# Data extract:
>>>

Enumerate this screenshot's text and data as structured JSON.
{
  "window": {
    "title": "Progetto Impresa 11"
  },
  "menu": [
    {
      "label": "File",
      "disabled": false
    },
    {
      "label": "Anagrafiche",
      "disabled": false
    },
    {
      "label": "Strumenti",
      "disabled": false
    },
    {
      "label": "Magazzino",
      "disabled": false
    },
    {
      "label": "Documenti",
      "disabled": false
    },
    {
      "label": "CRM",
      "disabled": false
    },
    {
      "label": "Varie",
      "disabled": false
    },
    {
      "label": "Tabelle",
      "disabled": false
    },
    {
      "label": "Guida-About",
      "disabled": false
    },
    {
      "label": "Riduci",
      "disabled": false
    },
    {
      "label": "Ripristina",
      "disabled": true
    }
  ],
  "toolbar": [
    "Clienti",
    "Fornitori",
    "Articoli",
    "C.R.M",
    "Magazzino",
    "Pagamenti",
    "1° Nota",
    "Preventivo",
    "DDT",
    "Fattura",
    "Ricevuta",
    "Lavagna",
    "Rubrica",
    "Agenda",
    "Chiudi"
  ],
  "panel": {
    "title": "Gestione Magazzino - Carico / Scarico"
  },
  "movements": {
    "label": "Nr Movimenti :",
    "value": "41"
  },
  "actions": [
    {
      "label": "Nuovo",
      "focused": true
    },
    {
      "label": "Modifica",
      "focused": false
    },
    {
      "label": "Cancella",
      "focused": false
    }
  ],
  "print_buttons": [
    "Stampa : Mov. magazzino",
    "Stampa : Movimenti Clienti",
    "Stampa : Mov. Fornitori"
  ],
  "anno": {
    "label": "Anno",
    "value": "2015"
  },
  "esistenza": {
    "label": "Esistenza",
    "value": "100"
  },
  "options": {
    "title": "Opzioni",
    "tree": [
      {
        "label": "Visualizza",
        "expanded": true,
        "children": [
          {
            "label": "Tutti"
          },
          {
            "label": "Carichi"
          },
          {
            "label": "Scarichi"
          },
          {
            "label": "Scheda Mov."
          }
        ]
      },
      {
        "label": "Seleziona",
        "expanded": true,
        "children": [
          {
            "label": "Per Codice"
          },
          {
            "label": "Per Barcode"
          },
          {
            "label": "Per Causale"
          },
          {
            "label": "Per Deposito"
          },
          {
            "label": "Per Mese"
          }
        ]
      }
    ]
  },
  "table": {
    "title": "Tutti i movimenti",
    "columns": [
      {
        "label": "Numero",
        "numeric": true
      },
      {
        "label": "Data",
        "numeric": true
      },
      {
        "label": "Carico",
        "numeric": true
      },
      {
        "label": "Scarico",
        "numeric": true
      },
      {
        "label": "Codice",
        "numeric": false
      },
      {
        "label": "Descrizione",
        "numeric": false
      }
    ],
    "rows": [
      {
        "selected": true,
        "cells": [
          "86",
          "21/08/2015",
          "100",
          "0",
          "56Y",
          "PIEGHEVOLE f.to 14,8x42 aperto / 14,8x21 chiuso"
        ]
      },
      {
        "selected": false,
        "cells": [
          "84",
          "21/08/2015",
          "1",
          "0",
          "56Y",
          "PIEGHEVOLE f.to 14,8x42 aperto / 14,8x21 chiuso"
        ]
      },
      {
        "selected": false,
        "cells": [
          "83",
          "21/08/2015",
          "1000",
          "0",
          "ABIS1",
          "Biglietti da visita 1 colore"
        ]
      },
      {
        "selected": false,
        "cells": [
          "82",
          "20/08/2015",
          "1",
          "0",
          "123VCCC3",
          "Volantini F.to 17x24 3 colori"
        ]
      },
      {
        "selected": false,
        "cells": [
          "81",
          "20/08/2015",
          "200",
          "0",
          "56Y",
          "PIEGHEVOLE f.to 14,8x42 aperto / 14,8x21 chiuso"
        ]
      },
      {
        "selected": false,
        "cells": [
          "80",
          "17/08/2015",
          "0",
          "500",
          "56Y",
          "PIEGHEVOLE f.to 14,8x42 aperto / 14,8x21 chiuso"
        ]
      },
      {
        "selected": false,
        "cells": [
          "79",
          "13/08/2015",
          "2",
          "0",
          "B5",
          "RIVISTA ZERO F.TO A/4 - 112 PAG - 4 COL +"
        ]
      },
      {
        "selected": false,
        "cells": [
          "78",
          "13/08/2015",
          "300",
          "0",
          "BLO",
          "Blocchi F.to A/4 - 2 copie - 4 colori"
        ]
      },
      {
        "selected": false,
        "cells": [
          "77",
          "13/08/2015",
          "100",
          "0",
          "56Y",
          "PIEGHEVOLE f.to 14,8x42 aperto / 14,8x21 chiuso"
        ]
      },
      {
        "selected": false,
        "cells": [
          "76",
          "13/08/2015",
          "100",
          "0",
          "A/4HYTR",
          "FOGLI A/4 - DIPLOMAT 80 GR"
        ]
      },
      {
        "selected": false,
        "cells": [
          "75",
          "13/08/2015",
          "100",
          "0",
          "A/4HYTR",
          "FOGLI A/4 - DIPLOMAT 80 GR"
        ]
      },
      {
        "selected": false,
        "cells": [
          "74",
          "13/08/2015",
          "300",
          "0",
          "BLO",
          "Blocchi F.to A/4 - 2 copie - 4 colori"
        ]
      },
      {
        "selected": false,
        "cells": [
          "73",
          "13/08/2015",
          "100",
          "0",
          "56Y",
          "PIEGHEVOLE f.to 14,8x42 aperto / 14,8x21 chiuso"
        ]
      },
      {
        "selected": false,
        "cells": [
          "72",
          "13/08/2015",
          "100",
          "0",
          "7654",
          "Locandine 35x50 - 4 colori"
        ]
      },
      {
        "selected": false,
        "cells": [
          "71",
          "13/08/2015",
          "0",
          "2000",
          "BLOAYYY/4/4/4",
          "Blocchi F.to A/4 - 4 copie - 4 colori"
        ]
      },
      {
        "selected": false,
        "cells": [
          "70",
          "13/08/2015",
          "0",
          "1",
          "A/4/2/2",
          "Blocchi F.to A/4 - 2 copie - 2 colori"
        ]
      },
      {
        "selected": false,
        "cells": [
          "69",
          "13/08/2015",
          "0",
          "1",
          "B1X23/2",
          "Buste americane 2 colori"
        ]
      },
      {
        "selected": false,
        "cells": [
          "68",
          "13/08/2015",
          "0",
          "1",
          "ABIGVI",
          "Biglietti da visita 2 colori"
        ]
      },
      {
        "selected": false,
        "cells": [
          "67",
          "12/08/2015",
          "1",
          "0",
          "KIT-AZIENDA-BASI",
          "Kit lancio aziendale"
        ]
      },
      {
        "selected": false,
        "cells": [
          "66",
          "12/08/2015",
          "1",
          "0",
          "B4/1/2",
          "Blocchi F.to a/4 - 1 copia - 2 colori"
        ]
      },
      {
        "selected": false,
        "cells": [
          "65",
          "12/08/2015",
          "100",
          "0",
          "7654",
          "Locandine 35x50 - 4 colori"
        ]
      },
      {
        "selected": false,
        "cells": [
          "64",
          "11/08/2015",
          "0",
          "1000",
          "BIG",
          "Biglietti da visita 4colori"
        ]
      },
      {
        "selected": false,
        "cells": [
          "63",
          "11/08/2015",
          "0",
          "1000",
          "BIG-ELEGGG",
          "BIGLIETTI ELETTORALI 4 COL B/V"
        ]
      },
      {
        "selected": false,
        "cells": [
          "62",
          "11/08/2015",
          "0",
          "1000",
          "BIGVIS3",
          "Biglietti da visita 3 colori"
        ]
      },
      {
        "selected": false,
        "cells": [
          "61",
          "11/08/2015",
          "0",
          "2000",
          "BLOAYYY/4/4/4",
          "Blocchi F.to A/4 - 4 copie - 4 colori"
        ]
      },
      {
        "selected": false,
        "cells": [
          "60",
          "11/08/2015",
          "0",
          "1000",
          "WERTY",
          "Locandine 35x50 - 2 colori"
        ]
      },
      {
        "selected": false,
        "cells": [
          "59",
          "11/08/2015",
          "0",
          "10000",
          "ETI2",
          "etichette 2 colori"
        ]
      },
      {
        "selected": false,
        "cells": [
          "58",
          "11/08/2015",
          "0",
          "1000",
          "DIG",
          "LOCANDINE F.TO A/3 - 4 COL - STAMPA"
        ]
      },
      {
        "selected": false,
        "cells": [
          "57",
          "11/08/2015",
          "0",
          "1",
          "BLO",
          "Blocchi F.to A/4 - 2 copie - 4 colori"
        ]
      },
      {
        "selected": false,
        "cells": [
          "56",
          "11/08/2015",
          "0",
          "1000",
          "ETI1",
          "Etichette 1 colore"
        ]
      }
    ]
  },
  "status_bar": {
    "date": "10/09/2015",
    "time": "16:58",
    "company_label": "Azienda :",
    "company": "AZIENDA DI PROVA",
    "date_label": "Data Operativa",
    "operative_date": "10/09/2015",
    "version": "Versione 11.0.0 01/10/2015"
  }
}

<<<

# Task to complete:
Pull out every line of the entries that includes the word "colore".

# Worked solution:
          "Biglietti da visita 1 colore"
          "Etichette 1 colore"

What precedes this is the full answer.